### Exercise:
Type out the data exactly as given. Skip any image.
# start of Exercise material
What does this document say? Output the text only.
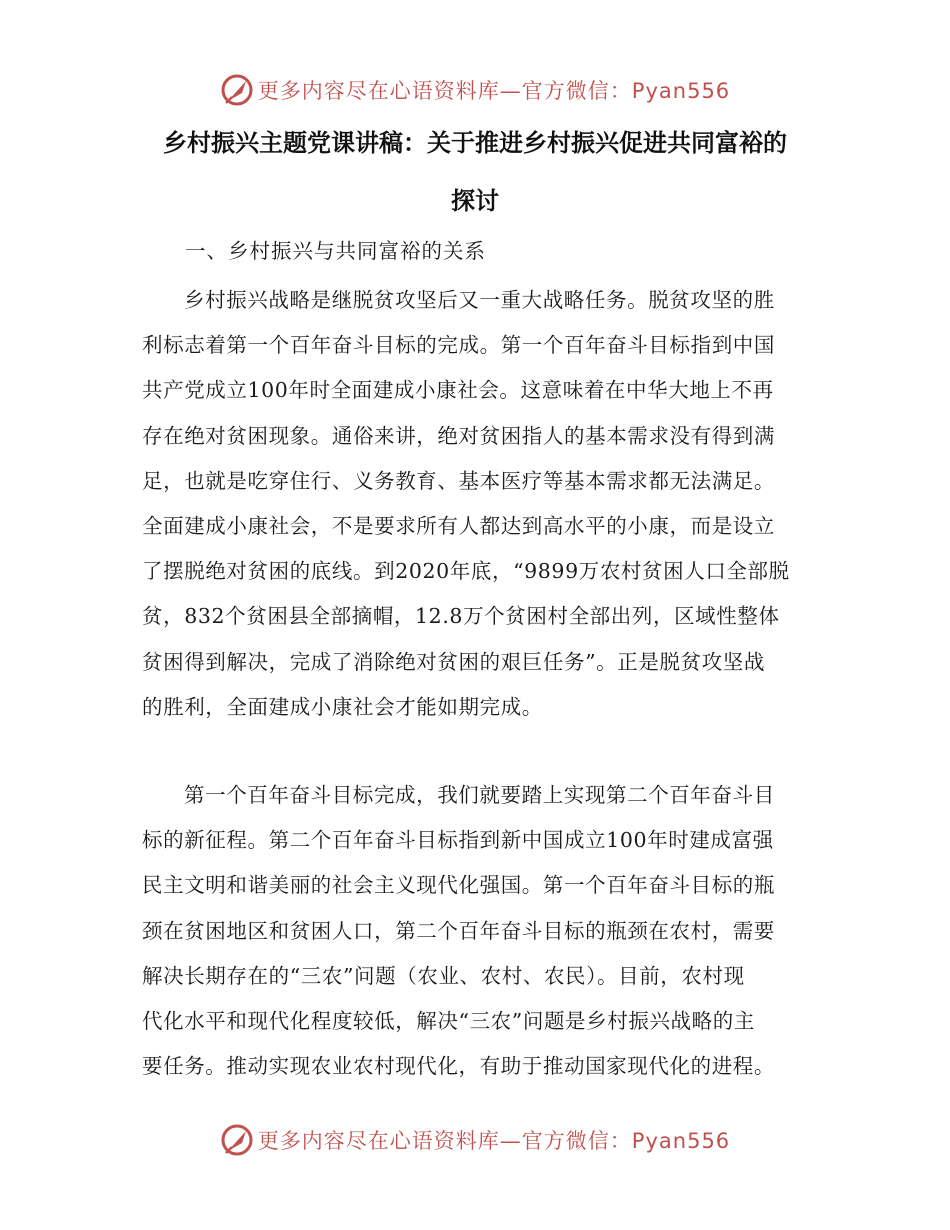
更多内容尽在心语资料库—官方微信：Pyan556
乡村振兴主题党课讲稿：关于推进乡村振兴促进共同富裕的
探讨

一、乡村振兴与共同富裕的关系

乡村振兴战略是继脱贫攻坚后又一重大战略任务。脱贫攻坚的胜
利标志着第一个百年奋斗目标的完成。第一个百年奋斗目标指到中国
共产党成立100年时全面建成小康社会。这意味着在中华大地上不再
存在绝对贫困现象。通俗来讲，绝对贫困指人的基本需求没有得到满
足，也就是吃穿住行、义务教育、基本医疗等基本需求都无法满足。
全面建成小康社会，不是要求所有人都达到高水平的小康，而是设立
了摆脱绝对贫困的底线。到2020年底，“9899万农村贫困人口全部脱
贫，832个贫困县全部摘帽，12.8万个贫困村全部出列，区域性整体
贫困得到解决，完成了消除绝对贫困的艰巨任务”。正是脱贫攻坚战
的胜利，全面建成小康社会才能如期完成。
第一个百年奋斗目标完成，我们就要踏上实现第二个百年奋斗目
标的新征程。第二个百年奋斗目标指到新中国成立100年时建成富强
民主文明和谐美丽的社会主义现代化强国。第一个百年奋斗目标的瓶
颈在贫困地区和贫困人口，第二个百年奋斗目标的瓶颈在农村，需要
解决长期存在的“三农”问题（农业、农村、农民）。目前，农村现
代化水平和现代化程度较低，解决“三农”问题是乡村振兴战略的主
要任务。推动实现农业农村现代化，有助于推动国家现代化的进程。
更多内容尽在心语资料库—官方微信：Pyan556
# end of Exercise material
### Solution for this exercise:
What does this document say? Output the text only.
更多内容尽在心语资料库—官方微信：Pyan556
乡村振兴主题党课讲稿：关于推进乡村振兴促进共同富裕的
探讨

一、乡村振兴与共同富裕的关系

乡村振兴战略是继脱贫攻坚后又一重大战略任务。脱贫攻坚的胜
利标志着第一个百年奋斗目标的完成。第一个百年奋斗目标指到中国
共产党成立100年时全面建成小康社会。这意味着在中华大地上不再
存在绝对贫困现象。通俗来讲，绝对贫困指人的基本需求没有得到满
足，也就是吃穿住行、义务教育、基本医疗等基本需求都无法满足。
全面建成小康社会，不是要求所有人都达到高水平的小康，而是设立
了摆脱绝对贫困的底线。到2020年底，“9899万农村贫困人口全部脱
贫，832个贫困县全部摘帽，12.8万个贫困村全部出列，区域性整体
贫困得到解决，完成了消除绝对贫困的艰巨任务”。正是脱贫攻坚战
的胜利，全面建成小康社会才能如期完成。
第一个百年奋斗目标完成，我们就要踏上实现第二个百年奋斗目
标的新征程。第二个百年奋斗目标指到新中国成立100年时建成富强
民主文明和谐美丽的社会主义现代化强国。第一个百年奋斗目标的瓶
颈在贫困地区和贫困人口，第二个百年奋斗目标的瓶颈在农村，需要
解决长期存在的“三农”问题（农业、农村、农民）。目前，农村现
代化水平和现代化程度较低，解决“三农”问题是乡村振兴战略的主
要任务。推动实现农业农村现代化，有助于推动国家现代化的进程。
更多内容尽在心语资料库—官方微信：Pyan556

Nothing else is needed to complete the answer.